## [Records for this exercise]
_ _ _ _ _ _ _

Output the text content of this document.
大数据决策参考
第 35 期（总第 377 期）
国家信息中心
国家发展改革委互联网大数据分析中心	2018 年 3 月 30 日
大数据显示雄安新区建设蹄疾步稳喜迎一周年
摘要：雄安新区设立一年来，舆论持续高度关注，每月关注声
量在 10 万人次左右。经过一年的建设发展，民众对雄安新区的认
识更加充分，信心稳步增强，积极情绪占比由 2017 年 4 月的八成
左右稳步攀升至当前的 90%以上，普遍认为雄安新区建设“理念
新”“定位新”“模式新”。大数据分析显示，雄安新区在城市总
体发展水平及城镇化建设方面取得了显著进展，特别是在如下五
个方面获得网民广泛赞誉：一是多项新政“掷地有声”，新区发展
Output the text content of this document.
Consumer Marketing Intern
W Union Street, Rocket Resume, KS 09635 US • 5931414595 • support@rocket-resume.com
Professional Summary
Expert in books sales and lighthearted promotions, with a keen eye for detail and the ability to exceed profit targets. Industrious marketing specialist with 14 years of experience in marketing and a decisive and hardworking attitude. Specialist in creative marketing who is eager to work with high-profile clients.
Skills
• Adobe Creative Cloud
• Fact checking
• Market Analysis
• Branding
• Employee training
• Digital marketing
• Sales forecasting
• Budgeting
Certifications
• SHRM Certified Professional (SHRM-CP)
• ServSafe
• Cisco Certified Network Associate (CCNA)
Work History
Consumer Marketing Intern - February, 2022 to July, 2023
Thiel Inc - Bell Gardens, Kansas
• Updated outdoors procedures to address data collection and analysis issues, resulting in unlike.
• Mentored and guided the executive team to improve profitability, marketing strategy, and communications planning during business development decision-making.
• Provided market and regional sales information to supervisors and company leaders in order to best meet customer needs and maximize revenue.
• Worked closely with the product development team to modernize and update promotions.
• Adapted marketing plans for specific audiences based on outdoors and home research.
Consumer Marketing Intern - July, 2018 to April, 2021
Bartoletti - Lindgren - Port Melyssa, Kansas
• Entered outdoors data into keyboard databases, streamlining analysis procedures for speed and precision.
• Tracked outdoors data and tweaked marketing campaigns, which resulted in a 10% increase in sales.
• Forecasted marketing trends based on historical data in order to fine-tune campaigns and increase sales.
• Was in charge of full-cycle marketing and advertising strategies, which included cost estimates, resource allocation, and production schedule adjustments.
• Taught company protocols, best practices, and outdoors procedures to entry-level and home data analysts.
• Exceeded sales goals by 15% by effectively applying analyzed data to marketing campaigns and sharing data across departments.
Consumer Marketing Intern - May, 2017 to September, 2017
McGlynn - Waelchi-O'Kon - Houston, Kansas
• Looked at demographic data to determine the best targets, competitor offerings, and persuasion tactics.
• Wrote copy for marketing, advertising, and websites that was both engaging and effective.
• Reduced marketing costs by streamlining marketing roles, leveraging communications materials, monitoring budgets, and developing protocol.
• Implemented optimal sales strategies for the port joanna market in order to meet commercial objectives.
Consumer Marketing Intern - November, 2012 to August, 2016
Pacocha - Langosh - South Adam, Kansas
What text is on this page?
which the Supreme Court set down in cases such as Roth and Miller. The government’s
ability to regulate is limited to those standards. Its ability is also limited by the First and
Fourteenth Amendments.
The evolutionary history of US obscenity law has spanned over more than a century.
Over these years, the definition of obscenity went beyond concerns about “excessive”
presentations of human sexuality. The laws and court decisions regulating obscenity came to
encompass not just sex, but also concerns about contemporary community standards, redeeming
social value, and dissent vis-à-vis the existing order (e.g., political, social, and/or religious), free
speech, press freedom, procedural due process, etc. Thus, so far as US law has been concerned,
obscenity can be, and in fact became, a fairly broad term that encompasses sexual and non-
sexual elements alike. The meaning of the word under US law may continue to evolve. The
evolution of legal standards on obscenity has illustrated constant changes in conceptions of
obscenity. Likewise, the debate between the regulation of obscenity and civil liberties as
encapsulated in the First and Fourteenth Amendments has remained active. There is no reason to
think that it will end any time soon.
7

_ _ _ _ _ _ _

## [Work to be completed]
Scan the material above. Extract every line in which the word "Kansas" occurs.

## [Result for this exercise]
Thiel Inc - Bell Gardens, Kansas
Bartoletti - Lindgren - Port Melyssa, Kansas
McGlynn - Waelchi-O'Kon - Houston, Kansas
Pacocha - Langosh - South Adam, Kansas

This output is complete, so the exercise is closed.